Short problem:
Format every line of the listing below as a Markdown table with the columns "No." and "Entry", where "No." holds the row number and "Entry" holds the line. Omit blank lines.

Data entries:
>>>>
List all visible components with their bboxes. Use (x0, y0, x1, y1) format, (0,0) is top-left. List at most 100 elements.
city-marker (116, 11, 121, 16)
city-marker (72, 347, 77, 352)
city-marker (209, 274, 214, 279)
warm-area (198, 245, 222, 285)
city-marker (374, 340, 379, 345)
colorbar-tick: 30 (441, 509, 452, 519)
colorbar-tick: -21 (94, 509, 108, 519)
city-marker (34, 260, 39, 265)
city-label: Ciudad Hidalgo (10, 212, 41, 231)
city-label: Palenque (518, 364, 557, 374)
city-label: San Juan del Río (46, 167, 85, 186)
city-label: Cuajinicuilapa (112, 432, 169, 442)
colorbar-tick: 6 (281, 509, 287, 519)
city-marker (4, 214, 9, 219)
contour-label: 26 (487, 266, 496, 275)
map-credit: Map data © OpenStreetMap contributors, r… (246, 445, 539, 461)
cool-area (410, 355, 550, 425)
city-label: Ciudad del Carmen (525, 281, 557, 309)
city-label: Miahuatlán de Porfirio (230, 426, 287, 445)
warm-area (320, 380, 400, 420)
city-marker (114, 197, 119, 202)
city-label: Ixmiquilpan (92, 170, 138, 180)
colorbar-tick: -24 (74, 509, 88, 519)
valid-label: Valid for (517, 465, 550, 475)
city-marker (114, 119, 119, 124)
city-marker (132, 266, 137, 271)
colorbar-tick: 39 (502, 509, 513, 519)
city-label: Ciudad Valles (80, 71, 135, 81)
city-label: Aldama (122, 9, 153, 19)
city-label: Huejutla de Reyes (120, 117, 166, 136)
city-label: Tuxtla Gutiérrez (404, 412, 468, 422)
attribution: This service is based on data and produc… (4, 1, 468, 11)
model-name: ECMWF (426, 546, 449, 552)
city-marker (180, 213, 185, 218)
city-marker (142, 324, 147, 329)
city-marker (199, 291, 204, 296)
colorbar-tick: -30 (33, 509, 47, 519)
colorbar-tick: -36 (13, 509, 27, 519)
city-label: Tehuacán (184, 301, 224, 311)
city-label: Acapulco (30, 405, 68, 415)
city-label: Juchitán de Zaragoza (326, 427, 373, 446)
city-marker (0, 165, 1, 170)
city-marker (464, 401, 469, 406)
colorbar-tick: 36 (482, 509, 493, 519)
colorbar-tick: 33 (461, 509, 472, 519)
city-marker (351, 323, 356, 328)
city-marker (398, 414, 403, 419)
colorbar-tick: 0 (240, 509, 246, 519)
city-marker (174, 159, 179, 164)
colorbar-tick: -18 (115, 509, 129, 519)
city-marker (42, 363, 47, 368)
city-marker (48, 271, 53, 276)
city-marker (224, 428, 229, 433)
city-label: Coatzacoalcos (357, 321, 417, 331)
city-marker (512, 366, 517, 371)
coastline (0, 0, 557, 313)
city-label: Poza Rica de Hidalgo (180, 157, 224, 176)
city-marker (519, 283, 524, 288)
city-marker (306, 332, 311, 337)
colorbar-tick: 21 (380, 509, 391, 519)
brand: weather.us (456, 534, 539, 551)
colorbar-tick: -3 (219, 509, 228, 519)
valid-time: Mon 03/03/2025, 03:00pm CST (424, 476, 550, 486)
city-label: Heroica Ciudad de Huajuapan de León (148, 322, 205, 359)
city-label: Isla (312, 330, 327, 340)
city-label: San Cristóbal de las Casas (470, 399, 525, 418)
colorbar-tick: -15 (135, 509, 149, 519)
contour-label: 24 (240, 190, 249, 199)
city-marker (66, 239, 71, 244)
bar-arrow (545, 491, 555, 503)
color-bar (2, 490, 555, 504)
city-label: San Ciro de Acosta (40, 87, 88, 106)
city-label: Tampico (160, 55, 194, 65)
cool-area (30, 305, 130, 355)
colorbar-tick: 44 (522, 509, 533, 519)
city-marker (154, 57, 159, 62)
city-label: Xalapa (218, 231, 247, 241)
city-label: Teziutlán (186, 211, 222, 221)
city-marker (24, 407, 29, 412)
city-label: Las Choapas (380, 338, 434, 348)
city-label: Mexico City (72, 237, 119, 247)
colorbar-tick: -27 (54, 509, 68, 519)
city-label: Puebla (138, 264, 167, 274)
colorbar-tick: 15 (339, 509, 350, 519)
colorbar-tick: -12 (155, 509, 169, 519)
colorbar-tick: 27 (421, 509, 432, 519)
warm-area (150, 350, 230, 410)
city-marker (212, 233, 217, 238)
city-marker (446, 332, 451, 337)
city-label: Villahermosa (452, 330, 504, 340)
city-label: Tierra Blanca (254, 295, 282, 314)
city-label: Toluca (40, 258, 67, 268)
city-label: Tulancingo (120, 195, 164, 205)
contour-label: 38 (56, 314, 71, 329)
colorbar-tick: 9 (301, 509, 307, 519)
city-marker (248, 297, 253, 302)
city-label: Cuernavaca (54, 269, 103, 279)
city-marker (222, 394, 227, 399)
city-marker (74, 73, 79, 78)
<<<<
Right answer:
| No. | Entry |
|---|---|
| 1 | List all visible components with their bboxes. Use (x0, y0, x1, y1) format, (0,0) is top-left. List at most 100 elements. |
| 2 | city-marker (116, 11, 121, 16) |
| 3 | city-marker (72, 347, 77, 352) |
| 4 | city-marker (209, 274, 214, 279) |
| 5 | warm-area (198, 245, 222, 285) |
| 6 | city-marker (374, 340, 379, 345) |
| 7 | colorbar-tick: 30 (441, 509, 452, 519) |
| 8 | colorbar-tick: -21 (94, 509, 108, 519) |
| 9 | city-marker (34, 260, 39, 265) |
| 10 | city-label: Ciudad Hidalgo (10, 212, 41, 231) |
| 11 | city-label: Palenque (518, 364, 557, 374) |
| 12 | city-label: San Juan del Río (46, 167, 85, 186) |
| 13 | city-label: Cuajinicuilapa (112, 432, 169, 442) |
| 14 | colorbar-tick: 6 (281, 509, 287, 519) |
| 15 | city-marker (4, 214, 9, 219) |
| 16 | contour-label: 26 (487, 266, 496, 275) |
| 17 | map-credit: Map data © OpenStreetMap contributors, r… (246, 445, 539, 461) |
| 18 | cool-area (410, 355, 550, 425) |
| 19 | city-label: Ciudad del Carmen (525, 281, 557, 309) |
| 20 | city-label: Miahuatlán de Porfirio (230, 426, 287, 445) |
| 21 | warm-area (320, 380, 400, 420) |
| 22 | city-marker (114, 197, 119, 202) |
| 23 | city-label: Ixmiquilpan (92, 170, 138, 180) |
| 24 | colorbar-tick: -24 (74, 509, 88, 519) |
| 25 | valid-label: Valid for (517, 465, 550, 475) |
| 26 | city-marker (114, 119, 119, 124) |
| 27 | city-marker (132, 266, 137, 271) |
| 28 | colorbar-tick: 39 (502, 509, 513, 519) |
| 29 | city-label: Ciudad Valles (80, 71, 135, 81) |
| 30 | city-label: Aldama (122, 9, 153, 19) |
| 31 | city-label: Huejutla de Reyes (120, 117, 166, 136) |
| 32 | city-label: Tuxtla Gutiérrez (404, 412, 468, 422) |
| 33 | attribution: This service is based on data and produc… (4, 1, 468, 11) |
| 34 | model-name: ECMWF (426, 546, 449, 552) |
| 35 | city-marker (180, 213, 185, 218) |
| 36 | city-marker (142, 324, 147, 329) |
| 37 | city-marker (199, 291, 204, 296) |
| 38 | colorbar-tick: -30 (33, 509, 47, 519) |
| 39 | colorbar-tick: -36 (13, 509, 27, 519) |
| 40 | city-label: Tehuacán (184, 301, 224, 311) |
| 41 | city-label: Acapulco (30, 405, 68, 415) |
| 42 | city-label: Juchitán de Zaragoza (326, 427, 373, 446) |
| 43 | city-marker (0, 165, 1, 170) |
| 44 | city-marker (464, 401, 469, 406) |
| 45 | colorbar-tick: 36 (482, 509, 493, 519) |
| 46 | colorbar-tick: 33 (461, 509, 472, 519) |
| 47 | city-marker (351, 323, 356, 328) |
| 48 | city-marker (398, 414, 403, 419) |
| 49 | colorbar-tick: 0 (240, 509, 246, 519) |
| 50 | city-marker (174, 159, 179, 164) |
| 51 | colorbar-tick: -18 (115, 509, 129, 519) |
| 52 | city-marker (42, 363, 47, 368) |
| 53 | city-marker (48, 271, 53, 276) |
| 54 | city-marker (224, 428, 229, 433) |
| 55 | city-label: Coatzacoalcos (357, 321, 417, 331) |
| 56 | city-marker (512, 366, 517, 371) |
| 57 | coastline (0, 0, 557, 313) |
| 58 | city-label: Poza Rica de Hidalgo (180, 157, 224, 176) |
| 59 | city-marker (519, 283, 524, 288) |
| 60 | city-marker (306, 332, 311, 337) |
| 61 | colorbar-tick: 21 (380, 509, 391, 519) |
| 62 | brand: weather.us (456, 534, 539, 551) |
| 63 | colorbar-tick: -3 (219, 509, 228, 519) |
| 64 | valid-time: Mon 03/03/2025, 03:00pm CST (424, 476, 550, 486) |
| 65 | city-label: Heroica Ciudad de Huajuapan de León (148, 322, 205, 359) |
| 66 | city-label: Isla (312, 330, 327, 340) |
| 67 | city-label: San Cristóbal de las Casas (470, 399, 525, 418) |
| 68 | colorbar-tick: -15 (135, 509, 149, 519) |
| 69 | contour-label: 24 (240, 190, 249, 199) |
| 70 | city-marker (66, 239, 71, 244) |
| 71 | bar-arrow (545, 491, 555, 503) |
| 72 | color-bar (2, 490, 555, 504) |
| 73 | city-label: San Ciro de Acosta (40, 87, 88, 106) |
| 74 | city-label: Tampico (160, 55, 194, 65) |
| 75 | cool-area (30, 305, 130, 355) |
| 76 | colorbar-tick: 44 (522, 509, 533, 519) |
| 77 | city-marker (154, 57, 159, 62) |
| 78 | city-label: Xalapa (218, 231, 247, 241) |
| 79 | city-label: Teziutlán (186, 211, 222, 221) |
| 80 | city-marker (24, 407, 29, 412) |
| 81 | city-label: Las Choapas (380, 338, 434, 348) |
| 82 | city-label: Mexico City (72, 237, 119, 247) |
| 83 | colorbar-tick: -27 (54, 509, 68, 519) |
| 84 | city-label: Puebla (138, 264, 167, 274) |
| 85 | colorbar-tick: 15 (339, 509, 350, 519) |
| 86 | colorbar-tick: -12 (155, 509, 169, 519) |
| 87 | colorbar-tick: 27 (421, 509, 432, 519) |
| 88 | warm-area (150, 350, 230, 410) |
| 89 | city-marker (212, 233, 217, 238) |
| 90 | city-marker (446, 332, 451, 337) |
| 91 | city-label: Villahermosa (452, 330, 504, 340) |
| 92 | city-label: Tierra Blanca (254, 295, 282, 314) |
| 93 | city-label: Toluca (40, 258, 67, 268) |
| 94 | city-label: Tulancingo (120, 195, 164, 205) |
| 95 | contour-label: 38 (56, 314, 71, 329) |
| 96 | colorbar-tick: 9 (301, 509, 307, 519) |
| 97 | city-marker (248, 297, 253, 302) |
| 98 | city-label: Cuernavaca (54, 269, 103, 279) |
| 99 | city-marker (222, 394, 227, 399) |
| 100 | city-marker (74, 73, 79, 78) |